-- Provided material --
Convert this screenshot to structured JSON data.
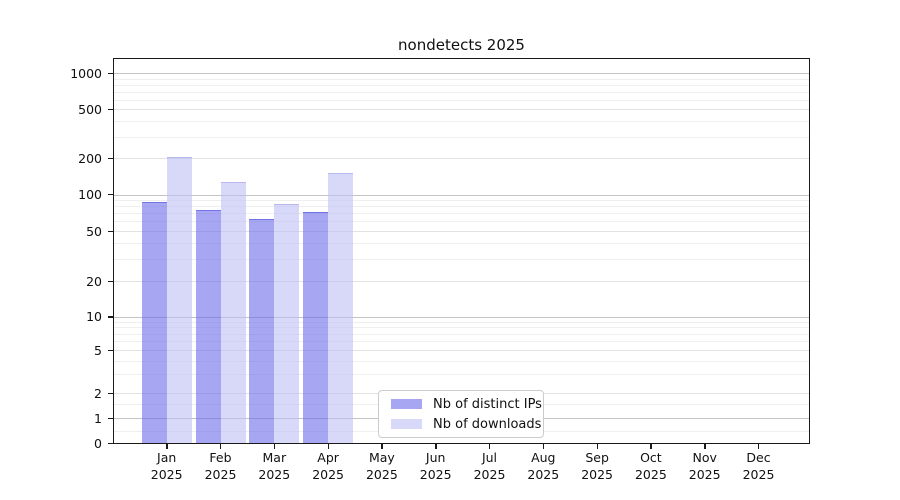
{
  "title": "nondetects 2025",
  "legend": {
    "items": [
      {
        "label": "Nb of distinct IPs",
        "color": "#a6a6f2"
      },
      {
        "label": "Nb of downloads",
        "color": "#d8d8f8"
      }
    ]
  },
  "y_axis": {
    "tick_labels": [
      "1000",
      "500",
      "200",
      "100",
      "50",
      "20",
      "10",
      "5",
      "2",
      "1",
      "0"
    ]
  },
  "x_axis": {
    "months": [
      "Jan",
      "Feb",
      "Mar",
      "Apr",
      "May",
      "Jun",
      "Jul",
      "Aug",
      "Sep",
      "Oct",
      "Nov",
      "Dec"
    ],
    "year": "2025"
  },
  "chart_data": {
    "type": "bar",
    "title": "nondetects 2025",
    "categories": [
      "Jan 2025",
      "Feb 2025",
      "Mar 2025",
      "Apr 2025",
      "May 2025",
      "Jun 2025",
      "Jul 2025",
      "Aug 2025",
      "Sep 2025",
      "Oct 2025",
      "Nov 2025",
      "Dec 2025"
    ],
    "series": [
      {
        "name": "Nb of distinct IPs",
        "color": "#a6a6f2",
        "values": [
          87,
          75,
          63,
          72,
          0,
          0,
          0,
          0,
          0,
          0,
          0,
          0
        ]
      },
      {
        "name": "Nb of downloads",
        "color": "#d8d8f8",
        "values": [
          205,
          128,
          84,
          150,
          0,
          0,
          0,
          0,
          0,
          0,
          0,
          0
        ]
      }
    ],
    "xlabel": "",
    "ylabel": "",
    "yscale": "symlog",
    "y_ticks": [
      0,
      1,
      2,
      5,
      10,
      20,
      50,
      100,
      200,
      500,
      1000
    ],
    "ylim": [
      0,
      1300
    ],
    "grid": true,
    "legend_position": "lower center"
  }
}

-- Task --
Report how many lines of the listing hold the string "color", giving only the number.

-- Full answer --
4